## [What is needed]
Give a verbatim quotation of every record.

## [Information shown]
********

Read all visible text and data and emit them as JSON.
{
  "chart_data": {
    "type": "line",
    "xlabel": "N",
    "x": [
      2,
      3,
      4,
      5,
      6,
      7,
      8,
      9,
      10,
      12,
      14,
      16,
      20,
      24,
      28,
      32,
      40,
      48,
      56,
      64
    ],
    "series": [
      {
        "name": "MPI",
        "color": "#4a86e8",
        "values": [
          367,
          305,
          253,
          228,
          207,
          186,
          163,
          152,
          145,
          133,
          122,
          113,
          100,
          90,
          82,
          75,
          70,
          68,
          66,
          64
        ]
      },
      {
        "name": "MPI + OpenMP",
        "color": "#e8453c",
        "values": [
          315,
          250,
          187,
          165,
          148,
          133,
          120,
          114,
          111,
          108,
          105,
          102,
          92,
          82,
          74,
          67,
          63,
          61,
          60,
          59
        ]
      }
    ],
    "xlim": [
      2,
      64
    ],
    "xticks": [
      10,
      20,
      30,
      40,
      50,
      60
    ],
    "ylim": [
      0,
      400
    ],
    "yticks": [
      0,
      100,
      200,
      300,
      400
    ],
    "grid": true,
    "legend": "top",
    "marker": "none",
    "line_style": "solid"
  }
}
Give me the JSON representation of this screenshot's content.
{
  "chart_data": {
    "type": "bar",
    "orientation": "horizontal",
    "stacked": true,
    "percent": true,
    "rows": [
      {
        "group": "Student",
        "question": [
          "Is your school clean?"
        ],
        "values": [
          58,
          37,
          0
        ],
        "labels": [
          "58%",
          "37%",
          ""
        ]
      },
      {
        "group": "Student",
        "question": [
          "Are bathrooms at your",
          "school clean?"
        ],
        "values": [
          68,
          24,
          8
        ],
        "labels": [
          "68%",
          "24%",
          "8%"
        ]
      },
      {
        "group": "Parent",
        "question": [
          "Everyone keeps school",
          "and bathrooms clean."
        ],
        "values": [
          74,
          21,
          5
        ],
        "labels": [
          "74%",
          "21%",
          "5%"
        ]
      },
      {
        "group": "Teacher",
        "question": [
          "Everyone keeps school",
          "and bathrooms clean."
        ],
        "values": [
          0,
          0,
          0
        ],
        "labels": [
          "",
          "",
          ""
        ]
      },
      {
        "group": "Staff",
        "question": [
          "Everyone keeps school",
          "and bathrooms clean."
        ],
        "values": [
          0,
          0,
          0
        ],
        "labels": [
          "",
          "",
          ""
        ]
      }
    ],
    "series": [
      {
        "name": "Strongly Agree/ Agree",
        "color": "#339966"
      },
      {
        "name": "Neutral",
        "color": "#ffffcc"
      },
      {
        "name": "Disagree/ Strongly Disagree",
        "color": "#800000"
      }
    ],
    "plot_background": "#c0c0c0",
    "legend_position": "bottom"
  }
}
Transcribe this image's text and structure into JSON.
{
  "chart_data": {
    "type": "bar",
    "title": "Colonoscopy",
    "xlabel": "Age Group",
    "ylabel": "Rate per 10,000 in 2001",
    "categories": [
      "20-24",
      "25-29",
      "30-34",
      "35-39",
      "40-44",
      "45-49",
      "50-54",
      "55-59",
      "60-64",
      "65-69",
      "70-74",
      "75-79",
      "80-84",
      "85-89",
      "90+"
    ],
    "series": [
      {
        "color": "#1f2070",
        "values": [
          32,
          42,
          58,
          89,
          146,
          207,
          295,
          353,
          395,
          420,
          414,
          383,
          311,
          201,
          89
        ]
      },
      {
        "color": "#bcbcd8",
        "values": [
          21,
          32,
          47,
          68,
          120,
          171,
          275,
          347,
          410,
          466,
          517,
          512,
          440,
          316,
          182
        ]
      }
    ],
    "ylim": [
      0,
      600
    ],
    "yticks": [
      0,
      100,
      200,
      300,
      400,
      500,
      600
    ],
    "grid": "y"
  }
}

********

## [Answer for this exercise]
Read all visible text and data and emit them as JSON.
{
  "chart_data": {
    "type": "line",
    "xlabel": "N",
    "x": [
      2,
      3,
      4,
      5,
      6,
      7,
      8,
      9,
      10,
      12,
      14,
      16,
      20,
      24,
      28,
      32,
      40,
      48,
      56,
      64
    ],
    "series": [
      {
        "name": "MPI",
        "color": "#4a86e8",
        "values": [
          367,
          305,
          253,
          228,
          207,
          186,
          163,
          152,
          145,
          133,
          122,
          113,
          100,
          90,
          82,
          75,
          70,
          68,
          66,
          64
        ]
      },
      {
        "name": "MPI + OpenMP",
        "color": "#e8453c",
        "values": [
          315,
          250,
          187,
          165,
          148,
          133,
          120,
          114,
          111,
          108,
          105,
          102,
          92,
          82,
          74,
          67,
          63,
          61,
          60,
          59
        ]
      }
    ],
    "xlim": [
      2,
      64
    ],
    "xticks": [
      10,
      20,
      30,
      40,
      50,
      60
    ],
    "ylim": [
      0,
      400
    ],
    "yticks": [
      0,
      100,
      200,
      300,
      400
    ],
    "grid": true,
    "legend": "top",
    "marker": "none",
    "line_style": "solid"
  }
}
Give me the JSON representation of this screenshot's content.
{
  "chart_data": {
    "type": "bar",
    "orientation": "horizontal",
    "stacked": true,
    "percent": true,
    "rows": [
      {
        "group": "Student",
        "question": [
          "Is your school clean?"
        ],
        "values": [
          58,
          37,
          0
        ],
        "labels": [
          "58%",
          "37%",
          ""
        ]
      },
      {
        "group": "Student",
        "question": [
          "Are bathrooms at your",
          "school clean?"
        ],
        "values": [
          68,
          24,
          8
        ],
        "labels": [
          "68%",
          "24%",
          "8%"
        ]
      },
      {
        "group": "Parent",
        "question": [
          "Everyone keeps school",
          "and bathrooms clean."
        ],
        "values": [
          74,
          21,
          5
        ],
        "labels": [
          "74%",
          "21%",
          "5%"
        ]
      },
      {
        "group": "Teacher",
        "question": [
          "Everyone keeps school",
          "and bathrooms clean."
        ],
        "values": [
          0,
          0,
          0
        ],
        "labels": [
          "",
          "",
          ""
        ]
      },
      {
        "group": "Staff",
        "question": [
          "Everyone keeps school",
          "and bathrooms clean."
        ],
        "values": [
          0,
          0,
          0
        ],
        "labels": [
          "",
          "",
          ""
        ]
      }
    ],
    "series": [
      {
        "name": "Strongly Agree/ Agree",
        "color": "#339966"
      },
      {
        "name": "Neutral",
        "color": "#ffffcc"
      },
      {
        "name": "Disagree/ Strongly Disagree",
        "color": "#800000"
      }
    ],
    "plot_background": "#c0c0c0",
    "legend_position": "bottom"
  }
}
Transcribe this image's text and structure into JSON.
{
  "chart_data": {
    "type": "bar",
    "title": "Colonoscopy",
    "xlabel": "Age Group",
    "ylabel": "Rate per 10,000 in 2001",
    "categories": [
      "20-24",
      "25-29",
      "30-34",
      "35-39",
      "40-44",
      "45-49",
      "50-54",
      "55-59",
      "60-64",
      "65-69",
      "70-74",
      "75-79",
      "80-84",
      "85-89",
      "90+"
    ],
    "series": [
      {
        "color": "#1f2070",
        "values": [
          32,
          42,
          58,
          89,
          146,
          207,
          295,
          353,
          395,
          420,
          414,
          383,
          311,
          201,
          89
        ]
      },
      {
        "color": "#bcbcd8",
        "values": [
          21,
          32,
          47,
          68,
          120,
          171,
          275,
          347,
          410,
          466,
          517,
          512,
          440,
          316,
          182
        ]
      }
    ],
    "ylim": [
      0,
      600
    ],
    "yticks": [
      0,
      100,
      200,
      300,
      400,
      500,
      600
    ],
    "grid": "y"
  }
}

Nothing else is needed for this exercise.